▸ Work to complete
Transcribe all of the material exactly.

▸ Data lines

|---|

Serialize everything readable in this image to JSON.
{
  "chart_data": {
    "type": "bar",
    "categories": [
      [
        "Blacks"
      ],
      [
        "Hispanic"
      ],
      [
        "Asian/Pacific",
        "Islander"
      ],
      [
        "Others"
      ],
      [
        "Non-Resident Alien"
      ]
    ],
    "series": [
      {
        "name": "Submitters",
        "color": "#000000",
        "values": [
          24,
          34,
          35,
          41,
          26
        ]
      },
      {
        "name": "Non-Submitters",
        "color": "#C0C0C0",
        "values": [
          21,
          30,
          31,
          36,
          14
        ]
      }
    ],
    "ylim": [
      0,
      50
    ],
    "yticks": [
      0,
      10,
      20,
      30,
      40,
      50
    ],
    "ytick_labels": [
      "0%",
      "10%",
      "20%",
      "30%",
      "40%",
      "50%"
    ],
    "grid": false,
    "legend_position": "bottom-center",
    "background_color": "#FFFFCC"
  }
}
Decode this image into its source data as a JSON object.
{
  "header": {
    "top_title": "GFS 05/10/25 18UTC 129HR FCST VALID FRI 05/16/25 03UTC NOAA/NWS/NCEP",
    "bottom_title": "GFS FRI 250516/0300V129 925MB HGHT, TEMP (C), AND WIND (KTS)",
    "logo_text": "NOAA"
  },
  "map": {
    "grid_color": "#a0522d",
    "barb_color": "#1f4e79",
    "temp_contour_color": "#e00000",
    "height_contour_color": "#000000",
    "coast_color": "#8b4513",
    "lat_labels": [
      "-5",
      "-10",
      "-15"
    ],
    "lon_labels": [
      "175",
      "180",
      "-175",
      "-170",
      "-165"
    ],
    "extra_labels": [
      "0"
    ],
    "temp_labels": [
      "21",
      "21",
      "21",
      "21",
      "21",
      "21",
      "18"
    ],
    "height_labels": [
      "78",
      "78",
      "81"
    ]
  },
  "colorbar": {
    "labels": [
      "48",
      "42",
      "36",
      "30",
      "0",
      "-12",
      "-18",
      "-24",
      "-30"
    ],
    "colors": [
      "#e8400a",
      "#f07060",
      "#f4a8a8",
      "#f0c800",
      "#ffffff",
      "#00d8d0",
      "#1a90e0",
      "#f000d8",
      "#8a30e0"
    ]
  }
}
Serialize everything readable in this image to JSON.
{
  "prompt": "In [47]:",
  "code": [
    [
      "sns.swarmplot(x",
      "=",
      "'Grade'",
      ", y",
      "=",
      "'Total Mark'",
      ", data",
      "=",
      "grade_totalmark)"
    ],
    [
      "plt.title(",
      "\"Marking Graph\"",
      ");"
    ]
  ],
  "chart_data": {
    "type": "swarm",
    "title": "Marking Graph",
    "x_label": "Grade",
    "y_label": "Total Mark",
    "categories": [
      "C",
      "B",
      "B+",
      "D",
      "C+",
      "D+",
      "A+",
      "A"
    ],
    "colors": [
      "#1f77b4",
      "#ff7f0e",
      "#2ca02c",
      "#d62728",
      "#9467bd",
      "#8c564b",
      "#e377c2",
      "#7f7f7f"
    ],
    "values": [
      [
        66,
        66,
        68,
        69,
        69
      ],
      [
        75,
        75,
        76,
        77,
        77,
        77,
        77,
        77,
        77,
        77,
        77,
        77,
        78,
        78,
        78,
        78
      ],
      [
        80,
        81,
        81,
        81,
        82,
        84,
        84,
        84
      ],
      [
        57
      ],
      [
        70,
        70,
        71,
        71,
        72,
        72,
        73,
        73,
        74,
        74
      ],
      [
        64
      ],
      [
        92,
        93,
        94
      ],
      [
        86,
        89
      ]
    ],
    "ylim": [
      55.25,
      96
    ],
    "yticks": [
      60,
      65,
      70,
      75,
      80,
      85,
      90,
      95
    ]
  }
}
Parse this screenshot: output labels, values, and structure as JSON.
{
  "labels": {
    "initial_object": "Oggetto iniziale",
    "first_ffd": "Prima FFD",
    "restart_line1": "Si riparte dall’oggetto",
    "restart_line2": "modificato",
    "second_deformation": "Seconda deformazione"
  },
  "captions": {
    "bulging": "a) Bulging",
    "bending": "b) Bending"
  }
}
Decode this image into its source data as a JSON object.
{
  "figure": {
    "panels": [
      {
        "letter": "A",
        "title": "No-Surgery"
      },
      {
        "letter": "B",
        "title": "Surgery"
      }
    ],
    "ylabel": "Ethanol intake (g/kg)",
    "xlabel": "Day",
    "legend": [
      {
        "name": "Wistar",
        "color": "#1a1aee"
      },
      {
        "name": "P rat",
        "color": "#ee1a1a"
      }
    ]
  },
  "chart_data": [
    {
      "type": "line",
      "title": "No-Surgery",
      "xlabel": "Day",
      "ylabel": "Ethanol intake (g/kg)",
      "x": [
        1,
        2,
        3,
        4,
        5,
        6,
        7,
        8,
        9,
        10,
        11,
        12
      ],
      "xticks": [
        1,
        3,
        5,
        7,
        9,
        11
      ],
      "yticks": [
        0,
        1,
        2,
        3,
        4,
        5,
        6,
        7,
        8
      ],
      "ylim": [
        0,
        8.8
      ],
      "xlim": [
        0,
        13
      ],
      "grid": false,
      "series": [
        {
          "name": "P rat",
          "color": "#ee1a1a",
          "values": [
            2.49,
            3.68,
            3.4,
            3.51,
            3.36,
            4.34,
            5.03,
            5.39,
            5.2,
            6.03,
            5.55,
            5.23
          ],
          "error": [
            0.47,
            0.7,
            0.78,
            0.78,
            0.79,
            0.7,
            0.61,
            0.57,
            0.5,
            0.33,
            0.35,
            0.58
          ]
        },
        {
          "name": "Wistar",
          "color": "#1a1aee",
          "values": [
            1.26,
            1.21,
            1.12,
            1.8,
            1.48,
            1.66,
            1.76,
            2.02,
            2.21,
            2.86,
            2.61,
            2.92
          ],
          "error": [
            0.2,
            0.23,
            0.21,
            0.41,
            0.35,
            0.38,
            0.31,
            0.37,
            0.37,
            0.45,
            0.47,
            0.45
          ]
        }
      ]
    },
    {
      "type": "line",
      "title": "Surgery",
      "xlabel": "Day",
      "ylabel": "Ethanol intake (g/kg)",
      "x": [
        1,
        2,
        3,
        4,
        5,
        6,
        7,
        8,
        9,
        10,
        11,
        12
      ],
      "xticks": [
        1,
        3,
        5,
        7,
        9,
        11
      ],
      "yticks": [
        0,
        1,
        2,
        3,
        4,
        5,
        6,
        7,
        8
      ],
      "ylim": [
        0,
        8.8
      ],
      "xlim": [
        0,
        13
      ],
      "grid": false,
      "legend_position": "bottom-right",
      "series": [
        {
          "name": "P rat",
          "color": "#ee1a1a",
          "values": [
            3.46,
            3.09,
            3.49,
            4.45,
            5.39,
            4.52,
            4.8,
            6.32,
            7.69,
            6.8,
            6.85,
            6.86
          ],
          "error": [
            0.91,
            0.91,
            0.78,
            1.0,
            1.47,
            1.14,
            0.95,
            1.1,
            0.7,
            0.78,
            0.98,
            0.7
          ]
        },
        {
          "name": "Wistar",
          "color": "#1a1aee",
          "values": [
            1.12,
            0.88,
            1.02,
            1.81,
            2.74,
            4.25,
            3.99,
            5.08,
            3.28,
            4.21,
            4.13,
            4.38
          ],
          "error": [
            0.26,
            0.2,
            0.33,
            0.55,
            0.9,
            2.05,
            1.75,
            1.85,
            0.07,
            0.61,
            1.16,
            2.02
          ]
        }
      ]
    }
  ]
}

|---|

▸ Finished exercise
Serialize everything readable in this image to JSON.
{
  "chart_data": {
    "type": "bar",
    "categories": [
      [
        "Blacks"
      ],
      [
        "Hispanic"
      ],
      [
        "Asian/Pacific",
        "Islander"
      ],
      [
        "Others"
      ],
      [
        "Non-Resident Alien"
      ]
    ],
    "series": [
      {
        "name": "Submitters",
        "color": "#000000",
        "values": [
          24,
          34,
          35,
          41,
          26
        ]
      },
      {
        "name": "Non-Submitters",
        "color": "#C0C0C0",
        "values": [
          21,
          30,
          31,
          36,
          14
        ]
      }
    ],
    "ylim": [
      0,
      50
    ],
    "yticks": [
      0,
      10,
      20,
      30,
      40,
      50
    ],
    "ytick_labels": [
      "0%",
      "10%",
      "20%",
      "30%",
      "40%",
      "50%"
    ],
    "grid": false,
    "legend_position": "bottom-center",
    "background_color": "#FFFFCC"
  }
}
Decode this image into its source data as a JSON object.
{
  "header": {
    "top_title": "GFS 05/10/25 18UTC 129HR FCST VALID FRI 05/16/25 03UTC NOAA/NWS/NCEP",
    "bottom_title": "GFS FRI 250516/0300V129 925MB HGHT, TEMP (C), AND WIND (KTS)",
    "logo_text": "NOAA"
  },
  "map": {
    "grid_color": "#a0522d",
    "barb_color": "#1f4e79",
    "temp_contour_color": "#e00000",
    "height_contour_color": "#000000",
    "coast_color": "#8b4513",
    "lat_labels": [
      "-5",
      "-10",
      "-15"
    ],
    "lon_labels": [
      "175",
      "180",
      "-175",
      "-170",
      "-165"
    ],
    "extra_labels": [
      "0"
    ],
    "temp_labels": [
      "21",
      "21",
      "21",
      "21",
      "21",
      "21",
      "18"
    ],
    "height_labels": [
      "78",
      "78",
      "81"
    ]
  },
  "colorbar": {
    "labels": [
      "48",
      "42",
      "36",
      "30",
      "0",
      "-12",
      "-18",
      "-24",
      "-30"
    ],
    "colors": [
      "#e8400a",
      "#f07060",
      "#f4a8a8",
      "#f0c800",
      "#ffffff",
      "#00d8d0",
      "#1a90e0",
      "#f000d8",
      "#8a30e0"
    ]
  }
}
Serialize everything readable in this image to JSON.
{
  "prompt": "In [47]:",
  "code": [
    [
      "sns.swarmplot(x",
      "=",
      "'Grade'",
      ", y",
      "=",
      "'Total Mark'",
      ", data",
      "=",
      "grade_totalmark)"
    ],
    [
      "plt.title(",
      "\"Marking Graph\"",
      ");"
    ]
  ],
  "chart_data": {
    "type": "swarm",
    "title": "Marking Graph",
    "x_label": "Grade",
    "y_label": "Total Mark",
    "categories": [
      "C",
      "B",
      "B+",
      "D",
      "C+",
      "D+",
      "A+",
      "A"
    ],
    "colors": [
      "#1f77b4",
      "#ff7f0e",
      "#2ca02c",
      "#d62728",
      "#9467bd",
      "#8c564b",
      "#e377c2",
      "#7f7f7f"
    ],
    "values": [
      [
        66,
        66,
        68,
        69,
        69
      ],
      [
        75,
        75,
        76,
        77,
        77,
        77,
        77,
        77,
        77,
        77,
        77,
        77,
        78,
        78,
        78,
        78
      ],
      [
        80,
        81,
        81,
        81,
        82,
        84,
        84,
        84
      ],
      [
        57
      ],
      [
        70,
        70,
        71,
        71,
        72,
        72,
        73,
        73,
        74,
        74
      ],
      [
        64
      ],
      [
        92,
        93,
        94
      ],
      [
        86,
        89
      ]
    ],
    "ylim": [
      55.25,
      96
    ],
    "yticks": [
      60,
      65,
      70,
      75,
      80,
      85,
      90,
      95
    ]
  }
}
Parse this screenshot: output labels, values, and structure as JSON.
{
  "labels": {
    "initial_object": "Oggetto iniziale",
    "first_ffd": "Prima FFD",
    "restart_line1": "Si riparte dall’oggetto",
    "restart_line2": "modificato",
    "second_deformation": "Seconda deformazione"
  },
  "captions": {
    "bulging": "a) Bulging",
    "bending": "b) Bending"
  }
}
Decode this image into its source data as a JSON object.
{
  "figure": {
    "panels": [
      {
        "letter": "A",
        "title": "No-Surgery"
      },
      {
        "letter": "B",
        "title": "Surgery"
      }
    ],
    "ylabel": "Ethanol intake (g/kg)",
    "xlabel": "Day",
    "legend": [
      {
        "name": "Wistar",
        "color": "#1a1aee"
      },
      {
        "name": "P rat",
        "color": "#ee1a1a"
      }
    ]
  },
  "chart_data": [
    {
      "type": "line",
      "title": "No-Surgery",
      "xlabel": "Day",
      "ylabel": "Ethanol intake (g/kg)",
      "x": [
        1,
        2,
        3,
        4,
        5,
        6,
        7,
        8,
        9,
        10,
        11,
        12
      ],
      "xticks": [
        1,
        3,
        5,
        7,
        9,
        11
      ],
      "yticks": [
        0,
        1,
        2,
        3,
        4,
        5,
        6,
        7,
        8
      ],
      "ylim": [
        0,
        8.8
      ],
      "xlim": [
        0,
        13
      ],
      "grid": false,
      "series": [
        {
          "name": "P rat",
          "color": "#ee1a1a",
          "values": [
            2.49,
            3.68,
            3.4,
            3.51,
            3.36,
            4.34,
            5.03,
            5.39,
            5.2,
            6.03,
            5.55,
            5.23
          ],
          "error": [
            0.47,
            0.7,
            0.78,
            0.78,
            0.79,
            0.7,
            0.61,
            0.57,
            0.5,
            0.33,
            0.35,
            0.58
          ]
        },
        {
          "name": "Wistar",
          "color": "#1a1aee",
          "values": [
            1.26,
            1.21,
            1.12,
            1.8,
            1.48,
            1.66,
            1.76,
            2.02,
            2.21,
            2.86,
            2.61,
            2.92
          ],
          "error": [
            0.2,
            0.23,
            0.21,
            0.41,
            0.35,
            0.38,
            0.31,
            0.37,
            0.37,
            0.45,
            0.47,
            0.45
          ]
        }
      ]
    },
    {
      "type": "line",
      "title": "Surgery",
      "xlabel": "Day",
      "ylabel": "Ethanol intake (g/kg)",
      "x": [
        1,
        2,
        3,
        4,
        5,
        6,
        7,
        8,
        9,
        10,
        11,
        12
      ],
      "xticks": [
        1,
        3,
        5,
        7,
        9,
        11
      ],
      "yticks": [
        0,
        1,
        2,
        3,
        4,
        5,
        6,
        7,
        8
      ],
      "ylim": [
        0,
        8.8
      ],
      "xlim": [
        0,
        13
      ],
      "grid": false,
      "legend_position": "bottom-right",
      "series": [
        {
          "name": "P rat",
          "color": "#ee1a1a",
          "values": [
            3.46,
            3.09,
            3.49,
            4.45,
            5.39,
            4.52,
            4.8,
            6.32,
            7.69,
            6.8,
            6.85,
            6.86
          ],
          "error": [
            0.91,
            0.91,
            0.78,
            1.0,
            1.47,
            1.14,
            0.95,
            1.1,
            0.7,
            0.78,
            0.98,
            0.7
          ]
        },
        {
          "name": "Wistar",
          "color": "#1a1aee",
          "values": [
            1.12,
            0.88,
            1.02,
            1.81,
            2.74,
            4.25,
            3.99,
            5.08,
            3.28,
            4.21,
            4.13,
            4.38
          ],
          "error": [
            0.26,
            0.2,
            0.33,
            0.55,
            0.9,
            2.05,
            1.75,
            1.85,
            0.07,
            0.61,
            1.16,
            2.02
          ]
        }
      ]
    }
  ]
}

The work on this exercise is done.